## [Records]
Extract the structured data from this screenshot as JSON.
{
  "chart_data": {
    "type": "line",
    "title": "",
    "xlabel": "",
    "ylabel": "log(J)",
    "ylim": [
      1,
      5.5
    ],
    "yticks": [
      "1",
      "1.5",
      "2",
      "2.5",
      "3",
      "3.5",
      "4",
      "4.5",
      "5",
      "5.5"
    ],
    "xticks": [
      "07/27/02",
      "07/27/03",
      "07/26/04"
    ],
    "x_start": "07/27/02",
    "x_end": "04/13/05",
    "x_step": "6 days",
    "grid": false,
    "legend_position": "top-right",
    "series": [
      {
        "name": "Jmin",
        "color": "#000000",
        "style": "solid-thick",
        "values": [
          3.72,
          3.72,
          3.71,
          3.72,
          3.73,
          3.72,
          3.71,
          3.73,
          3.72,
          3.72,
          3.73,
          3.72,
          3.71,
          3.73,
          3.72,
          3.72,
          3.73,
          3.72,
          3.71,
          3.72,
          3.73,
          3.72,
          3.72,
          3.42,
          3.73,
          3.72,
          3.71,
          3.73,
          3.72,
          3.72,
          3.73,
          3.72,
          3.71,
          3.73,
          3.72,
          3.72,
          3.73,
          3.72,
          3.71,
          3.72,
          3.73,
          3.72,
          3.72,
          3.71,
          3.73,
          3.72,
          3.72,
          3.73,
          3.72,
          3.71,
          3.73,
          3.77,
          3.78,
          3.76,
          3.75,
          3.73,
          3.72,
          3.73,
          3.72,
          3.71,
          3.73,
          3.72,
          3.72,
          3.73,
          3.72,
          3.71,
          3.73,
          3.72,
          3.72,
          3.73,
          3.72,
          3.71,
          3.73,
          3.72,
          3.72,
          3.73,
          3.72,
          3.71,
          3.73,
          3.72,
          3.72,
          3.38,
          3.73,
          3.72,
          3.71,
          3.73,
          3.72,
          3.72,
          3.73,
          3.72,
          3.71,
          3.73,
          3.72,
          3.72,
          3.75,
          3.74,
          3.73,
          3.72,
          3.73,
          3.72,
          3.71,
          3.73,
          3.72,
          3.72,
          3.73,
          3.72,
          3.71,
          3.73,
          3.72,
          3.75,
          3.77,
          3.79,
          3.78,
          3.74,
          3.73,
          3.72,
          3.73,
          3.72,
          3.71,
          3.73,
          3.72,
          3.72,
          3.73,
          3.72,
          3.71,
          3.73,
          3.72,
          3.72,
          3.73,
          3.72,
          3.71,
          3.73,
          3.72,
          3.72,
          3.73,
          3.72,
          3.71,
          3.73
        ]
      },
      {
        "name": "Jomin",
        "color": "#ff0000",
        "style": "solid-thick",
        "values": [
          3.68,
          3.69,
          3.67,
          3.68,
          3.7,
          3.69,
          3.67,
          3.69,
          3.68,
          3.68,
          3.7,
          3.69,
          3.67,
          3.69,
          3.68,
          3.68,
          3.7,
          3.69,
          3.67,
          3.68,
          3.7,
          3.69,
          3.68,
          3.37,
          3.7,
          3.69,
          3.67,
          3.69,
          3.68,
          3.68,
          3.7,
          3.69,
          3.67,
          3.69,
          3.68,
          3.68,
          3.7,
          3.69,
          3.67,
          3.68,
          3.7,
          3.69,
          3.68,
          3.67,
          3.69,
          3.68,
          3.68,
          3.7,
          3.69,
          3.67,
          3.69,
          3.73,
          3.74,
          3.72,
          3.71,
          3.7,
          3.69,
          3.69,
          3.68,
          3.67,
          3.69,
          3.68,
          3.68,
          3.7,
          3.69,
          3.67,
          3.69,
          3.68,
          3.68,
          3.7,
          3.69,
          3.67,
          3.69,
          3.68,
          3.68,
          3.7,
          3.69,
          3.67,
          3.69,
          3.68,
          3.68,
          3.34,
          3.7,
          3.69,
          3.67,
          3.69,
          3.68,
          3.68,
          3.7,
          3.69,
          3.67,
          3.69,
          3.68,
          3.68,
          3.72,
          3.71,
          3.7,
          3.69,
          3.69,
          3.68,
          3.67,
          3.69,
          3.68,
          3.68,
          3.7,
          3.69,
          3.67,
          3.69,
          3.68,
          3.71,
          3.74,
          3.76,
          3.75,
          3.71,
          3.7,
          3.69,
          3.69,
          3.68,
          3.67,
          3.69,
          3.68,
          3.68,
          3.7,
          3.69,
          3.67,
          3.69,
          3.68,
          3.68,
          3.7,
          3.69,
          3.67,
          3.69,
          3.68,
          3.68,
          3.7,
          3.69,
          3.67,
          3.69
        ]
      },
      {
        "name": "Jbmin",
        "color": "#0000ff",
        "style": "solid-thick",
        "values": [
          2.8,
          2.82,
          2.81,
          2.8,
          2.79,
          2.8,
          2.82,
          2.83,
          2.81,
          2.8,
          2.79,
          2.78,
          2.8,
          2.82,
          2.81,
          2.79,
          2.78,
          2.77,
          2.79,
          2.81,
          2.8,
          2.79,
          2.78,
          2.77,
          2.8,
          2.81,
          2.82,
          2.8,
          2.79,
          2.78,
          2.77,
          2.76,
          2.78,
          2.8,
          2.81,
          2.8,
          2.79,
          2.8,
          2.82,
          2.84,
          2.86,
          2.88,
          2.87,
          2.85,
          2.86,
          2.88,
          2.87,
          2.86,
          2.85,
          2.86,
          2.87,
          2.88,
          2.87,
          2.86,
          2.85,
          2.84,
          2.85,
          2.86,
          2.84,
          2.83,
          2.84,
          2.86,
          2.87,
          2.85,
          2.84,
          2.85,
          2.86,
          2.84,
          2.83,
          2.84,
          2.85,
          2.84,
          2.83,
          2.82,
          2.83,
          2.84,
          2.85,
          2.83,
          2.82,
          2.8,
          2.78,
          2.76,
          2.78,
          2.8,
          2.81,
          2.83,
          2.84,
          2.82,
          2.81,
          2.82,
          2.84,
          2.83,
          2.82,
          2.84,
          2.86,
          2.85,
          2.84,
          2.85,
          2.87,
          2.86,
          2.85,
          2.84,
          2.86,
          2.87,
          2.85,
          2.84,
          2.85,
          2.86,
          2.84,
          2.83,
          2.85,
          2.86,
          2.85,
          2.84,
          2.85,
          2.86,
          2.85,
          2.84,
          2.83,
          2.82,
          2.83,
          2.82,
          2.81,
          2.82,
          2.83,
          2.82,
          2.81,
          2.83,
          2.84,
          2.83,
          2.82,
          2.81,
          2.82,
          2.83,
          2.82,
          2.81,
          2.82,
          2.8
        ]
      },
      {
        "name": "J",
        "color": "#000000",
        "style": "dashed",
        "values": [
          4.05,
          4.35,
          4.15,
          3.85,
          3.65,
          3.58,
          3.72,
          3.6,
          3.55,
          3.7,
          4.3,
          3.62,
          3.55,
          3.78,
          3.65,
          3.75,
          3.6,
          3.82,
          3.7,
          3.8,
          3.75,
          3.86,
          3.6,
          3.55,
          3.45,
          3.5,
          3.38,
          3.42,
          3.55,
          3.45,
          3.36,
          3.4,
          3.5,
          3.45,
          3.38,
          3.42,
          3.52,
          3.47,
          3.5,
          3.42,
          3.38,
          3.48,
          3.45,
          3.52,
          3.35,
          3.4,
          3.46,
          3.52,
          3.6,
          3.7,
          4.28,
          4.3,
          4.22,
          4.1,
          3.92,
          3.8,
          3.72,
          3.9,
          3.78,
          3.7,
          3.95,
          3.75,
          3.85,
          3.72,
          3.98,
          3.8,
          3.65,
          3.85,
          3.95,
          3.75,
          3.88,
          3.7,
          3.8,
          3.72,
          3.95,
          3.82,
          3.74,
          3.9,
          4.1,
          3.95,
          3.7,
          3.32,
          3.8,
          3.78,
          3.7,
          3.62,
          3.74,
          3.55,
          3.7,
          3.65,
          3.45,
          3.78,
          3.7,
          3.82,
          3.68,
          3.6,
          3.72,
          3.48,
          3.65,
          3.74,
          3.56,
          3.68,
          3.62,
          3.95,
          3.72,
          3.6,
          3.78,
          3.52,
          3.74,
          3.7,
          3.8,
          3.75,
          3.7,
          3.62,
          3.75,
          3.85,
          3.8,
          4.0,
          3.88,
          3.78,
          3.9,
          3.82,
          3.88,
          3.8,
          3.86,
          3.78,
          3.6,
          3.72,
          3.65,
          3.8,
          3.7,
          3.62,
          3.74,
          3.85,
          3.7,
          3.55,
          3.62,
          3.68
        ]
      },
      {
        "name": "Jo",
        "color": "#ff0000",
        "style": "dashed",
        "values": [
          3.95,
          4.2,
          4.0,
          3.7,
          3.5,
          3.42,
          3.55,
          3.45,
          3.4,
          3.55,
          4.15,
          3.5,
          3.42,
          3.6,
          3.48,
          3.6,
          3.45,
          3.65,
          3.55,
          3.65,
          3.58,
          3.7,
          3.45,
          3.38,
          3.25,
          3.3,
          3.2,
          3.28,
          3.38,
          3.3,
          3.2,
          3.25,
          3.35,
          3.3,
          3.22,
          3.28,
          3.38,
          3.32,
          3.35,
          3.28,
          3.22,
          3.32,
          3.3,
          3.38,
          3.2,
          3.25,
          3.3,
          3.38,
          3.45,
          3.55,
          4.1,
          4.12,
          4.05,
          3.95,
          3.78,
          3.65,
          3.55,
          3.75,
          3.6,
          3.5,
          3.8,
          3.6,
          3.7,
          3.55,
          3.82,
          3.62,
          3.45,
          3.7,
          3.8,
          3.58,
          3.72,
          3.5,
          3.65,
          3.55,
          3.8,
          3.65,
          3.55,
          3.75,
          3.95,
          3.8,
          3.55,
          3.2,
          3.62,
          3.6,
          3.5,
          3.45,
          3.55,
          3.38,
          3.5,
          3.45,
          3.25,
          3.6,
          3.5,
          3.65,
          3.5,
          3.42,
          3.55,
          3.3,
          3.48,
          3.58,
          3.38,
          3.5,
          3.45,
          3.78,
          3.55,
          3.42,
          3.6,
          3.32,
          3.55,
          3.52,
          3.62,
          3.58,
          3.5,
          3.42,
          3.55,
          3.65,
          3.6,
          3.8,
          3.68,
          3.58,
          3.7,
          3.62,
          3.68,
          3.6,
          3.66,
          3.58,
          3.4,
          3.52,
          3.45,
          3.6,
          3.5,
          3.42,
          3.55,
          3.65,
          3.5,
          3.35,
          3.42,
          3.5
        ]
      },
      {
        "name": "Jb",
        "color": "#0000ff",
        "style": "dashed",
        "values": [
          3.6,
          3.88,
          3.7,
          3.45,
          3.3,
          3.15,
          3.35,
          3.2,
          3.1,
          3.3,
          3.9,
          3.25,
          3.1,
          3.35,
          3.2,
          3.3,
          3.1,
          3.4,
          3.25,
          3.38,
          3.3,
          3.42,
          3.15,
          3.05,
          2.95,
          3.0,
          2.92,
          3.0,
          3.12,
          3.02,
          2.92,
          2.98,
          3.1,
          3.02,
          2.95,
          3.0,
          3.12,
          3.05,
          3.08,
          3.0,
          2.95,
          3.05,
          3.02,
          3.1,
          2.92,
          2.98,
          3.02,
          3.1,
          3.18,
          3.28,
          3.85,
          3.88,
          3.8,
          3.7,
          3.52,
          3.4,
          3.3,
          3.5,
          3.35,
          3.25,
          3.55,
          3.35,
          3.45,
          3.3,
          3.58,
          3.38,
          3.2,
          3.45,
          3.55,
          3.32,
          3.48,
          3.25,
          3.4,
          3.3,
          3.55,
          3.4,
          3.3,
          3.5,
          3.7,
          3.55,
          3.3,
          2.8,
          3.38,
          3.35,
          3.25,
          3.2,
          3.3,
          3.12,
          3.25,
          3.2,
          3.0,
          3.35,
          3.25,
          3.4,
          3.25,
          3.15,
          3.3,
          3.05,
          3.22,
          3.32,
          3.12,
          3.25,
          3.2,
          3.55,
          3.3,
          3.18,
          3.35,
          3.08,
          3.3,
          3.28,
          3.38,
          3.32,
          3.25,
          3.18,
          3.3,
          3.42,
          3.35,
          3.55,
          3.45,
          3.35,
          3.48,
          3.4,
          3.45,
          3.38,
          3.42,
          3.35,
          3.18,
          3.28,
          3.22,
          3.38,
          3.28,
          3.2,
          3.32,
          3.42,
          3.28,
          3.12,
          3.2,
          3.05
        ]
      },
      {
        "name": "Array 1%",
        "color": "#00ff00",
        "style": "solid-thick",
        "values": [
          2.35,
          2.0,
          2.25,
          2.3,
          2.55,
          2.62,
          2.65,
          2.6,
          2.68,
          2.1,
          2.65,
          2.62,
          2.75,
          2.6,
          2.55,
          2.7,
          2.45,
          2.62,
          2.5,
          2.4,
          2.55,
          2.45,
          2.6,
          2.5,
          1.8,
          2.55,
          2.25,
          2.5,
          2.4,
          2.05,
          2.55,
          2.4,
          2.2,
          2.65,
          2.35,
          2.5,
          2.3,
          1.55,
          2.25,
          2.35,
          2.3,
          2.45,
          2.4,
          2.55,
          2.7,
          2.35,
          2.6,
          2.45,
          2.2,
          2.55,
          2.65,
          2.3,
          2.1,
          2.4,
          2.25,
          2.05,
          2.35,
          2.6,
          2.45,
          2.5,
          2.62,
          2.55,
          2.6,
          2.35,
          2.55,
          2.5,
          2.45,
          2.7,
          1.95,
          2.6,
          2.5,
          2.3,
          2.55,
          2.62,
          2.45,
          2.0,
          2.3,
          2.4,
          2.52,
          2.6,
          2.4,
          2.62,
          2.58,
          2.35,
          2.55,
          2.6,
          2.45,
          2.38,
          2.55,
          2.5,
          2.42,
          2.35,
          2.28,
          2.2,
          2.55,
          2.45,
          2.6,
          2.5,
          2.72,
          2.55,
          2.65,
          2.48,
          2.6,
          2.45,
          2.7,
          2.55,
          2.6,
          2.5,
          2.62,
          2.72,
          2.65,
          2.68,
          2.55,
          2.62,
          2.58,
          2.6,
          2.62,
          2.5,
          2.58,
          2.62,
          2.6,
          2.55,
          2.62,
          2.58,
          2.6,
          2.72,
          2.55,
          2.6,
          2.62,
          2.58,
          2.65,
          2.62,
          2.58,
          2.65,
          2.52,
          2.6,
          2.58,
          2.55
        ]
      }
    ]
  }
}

## [Prompt]
Return every line above in which the string "name" occurs.

## [Correct response]
        "name": "Jmin",
        "name": "Jomin",
        "name": "Jbmin",
        "name": "J",
        "name": "Jo",
        "name": "Jb",
        "name": "Array 1%",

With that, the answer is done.